## PROBLEM
The data must be returned in full and exactly as given.

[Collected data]
◆ ◆ ◆ ◆
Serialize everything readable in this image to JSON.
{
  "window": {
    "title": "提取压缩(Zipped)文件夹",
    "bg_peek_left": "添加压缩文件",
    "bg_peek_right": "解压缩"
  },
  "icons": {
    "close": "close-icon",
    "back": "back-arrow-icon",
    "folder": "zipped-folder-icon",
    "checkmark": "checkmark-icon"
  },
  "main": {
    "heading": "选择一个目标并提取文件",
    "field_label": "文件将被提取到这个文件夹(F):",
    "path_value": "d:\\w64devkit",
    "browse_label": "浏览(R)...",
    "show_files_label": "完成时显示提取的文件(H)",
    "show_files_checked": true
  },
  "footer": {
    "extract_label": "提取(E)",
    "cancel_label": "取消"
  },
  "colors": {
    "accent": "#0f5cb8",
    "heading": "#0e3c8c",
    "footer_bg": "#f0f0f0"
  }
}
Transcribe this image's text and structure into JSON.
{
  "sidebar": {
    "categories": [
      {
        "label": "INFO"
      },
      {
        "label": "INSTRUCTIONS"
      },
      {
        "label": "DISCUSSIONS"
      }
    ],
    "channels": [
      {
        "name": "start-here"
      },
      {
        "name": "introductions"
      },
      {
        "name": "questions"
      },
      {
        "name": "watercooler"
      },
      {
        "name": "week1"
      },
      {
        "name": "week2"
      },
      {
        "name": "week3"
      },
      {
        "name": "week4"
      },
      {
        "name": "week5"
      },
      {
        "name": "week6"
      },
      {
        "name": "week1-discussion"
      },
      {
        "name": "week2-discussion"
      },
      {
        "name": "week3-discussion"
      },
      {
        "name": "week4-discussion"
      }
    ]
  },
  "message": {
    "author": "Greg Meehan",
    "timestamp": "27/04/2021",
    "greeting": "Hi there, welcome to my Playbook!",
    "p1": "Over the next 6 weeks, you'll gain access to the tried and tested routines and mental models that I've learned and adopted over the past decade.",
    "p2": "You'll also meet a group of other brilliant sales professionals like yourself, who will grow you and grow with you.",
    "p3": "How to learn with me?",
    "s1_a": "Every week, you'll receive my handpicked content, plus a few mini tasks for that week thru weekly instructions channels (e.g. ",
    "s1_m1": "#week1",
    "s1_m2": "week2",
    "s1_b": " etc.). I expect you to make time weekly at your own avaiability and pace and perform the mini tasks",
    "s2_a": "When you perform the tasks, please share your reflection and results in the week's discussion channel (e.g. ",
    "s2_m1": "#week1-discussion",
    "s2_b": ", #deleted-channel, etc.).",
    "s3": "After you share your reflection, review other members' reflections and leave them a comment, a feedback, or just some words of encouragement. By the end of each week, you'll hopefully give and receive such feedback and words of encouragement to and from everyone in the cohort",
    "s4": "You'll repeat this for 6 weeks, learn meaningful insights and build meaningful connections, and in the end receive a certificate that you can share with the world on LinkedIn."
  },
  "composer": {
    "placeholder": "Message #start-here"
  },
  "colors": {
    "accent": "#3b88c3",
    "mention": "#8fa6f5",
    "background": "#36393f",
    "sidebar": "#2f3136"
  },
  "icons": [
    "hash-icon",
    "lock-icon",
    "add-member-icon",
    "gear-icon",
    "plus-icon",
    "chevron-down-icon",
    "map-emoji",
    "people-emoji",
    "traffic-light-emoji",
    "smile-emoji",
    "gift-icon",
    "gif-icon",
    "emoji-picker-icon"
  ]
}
◆ ◆ ◆ ◆
## ANSWER TO THIS PROBLEM
Serialize everything readable in this image to JSON.
{
  "window": {
    "title": "提取压缩(Zipped)文件夹",
    "bg_peek_left": "添加压缩文件",
    "bg_peek_right": "解压缩"
  },
  "icons": {
    "close": "close-icon",
    "back": "back-arrow-icon",
    "folder": "zipped-folder-icon",
    "checkmark": "checkmark-icon"
  },
  "main": {
    "heading": "选择一个目标并提取文件",
    "field_label": "文件将被提取到这个文件夹(F):",
    "path_value": "d:\\w64devkit",
    "browse_label": "浏览(R)...",
    "show_files_label": "完成时显示提取的文件(H)",
    "show_files_checked": true
  },
  "footer": {
    "extract_label": "提取(E)",
    "cancel_label": "取消"
  },
  "colors": {
    "accent": "#0f5cb8",
    "heading": "#0e3c8c",
    "footer_bg": "#f0f0f0"
  }
}
Transcribe this image's text and structure into JSON.
{
  "sidebar": {
    "categories": [
      {
        "label": "INFO"
      },
      {
        "label": "INSTRUCTIONS"
      },
      {
        "label": "DISCUSSIONS"
      }
    ],
    "channels": [
      {
        "name": "start-here"
      },
      {
        "name": "introductions"
      },
      {
        "name": "questions"
      },
      {
        "name": "watercooler"
      },
      {
        "name": "week1"
      },
      {
        "name": "week2"
      },
      {
        "name": "week3"
      },
      {
        "name": "week4"
      },
      {
        "name": "week5"
      },
      {
        "name": "week6"
      },
      {
        "name": "week1-discussion"
      },
      {
        "name": "week2-discussion"
      },
      {
        "name": "week3-discussion"
      },
      {
        "name": "week4-discussion"
      }
    ]
  },
  "message": {
    "author": "Greg Meehan",
    "timestamp": "27/04/2021",
    "greeting": "Hi there, welcome to my Playbook!",
    "p1": "Over the next 6 weeks, you'll gain access to the tried and tested routines and mental models that I've learned and adopted over the past decade.",
    "p2": "You'll also meet a group of other brilliant sales professionals like yourself, who will grow you and grow with you.",
    "p3": "How to learn with me?",
    "s1_a": "Every week, you'll receive my handpicked content, plus a few mini tasks for that week thru weekly instructions channels (e.g. ",
    "s1_m1": "#week1",
    "s1_m2": "week2",
    "s1_b": " etc.). I expect you to make time weekly at your own avaiability and pace and perform the mini tasks",
    "s2_a": "When you perform the tasks, please share your reflection and results in the week's discussion channel (e.g. ",
    "s2_m1": "#week1-discussion",
    "s2_b": ", #deleted-channel, etc.).",
    "s3": "After you share your reflection, review other members' reflections and leave them a comment, a feedback, or just some words of encouragement. By the end of each week, you'll hopefully give and receive such feedback and words of encouragement to and from everyone in the cohort",
    "s4": "You'll repeat this for 6 weeks, learn meaningful insights and build meaningful connections, and in the end receive a certificate that you can share with the world on LinkedIn."
  },
  "composer": {
    "placeholder": "Message #start-here"
  },
  "colors": {
    "accent": "#3b88c3",
    "mention": "#8fa6f5",
    "background": "#36393f",
    "sidebar": "#2f3136"
  },
  "icons": [
    "hash-icon",
    "lock-icon",
    "add-member-icon",
    "gear-icon",
    "plus-icon",
    "chevron-down-icon",
    "map-emoji",
    "people-emoji",
    "traffic-light-emoji",
    "smile-emoji",
    "gift-icon",
    "gif-icon",
    "emoji-picker-icon"
  ]
}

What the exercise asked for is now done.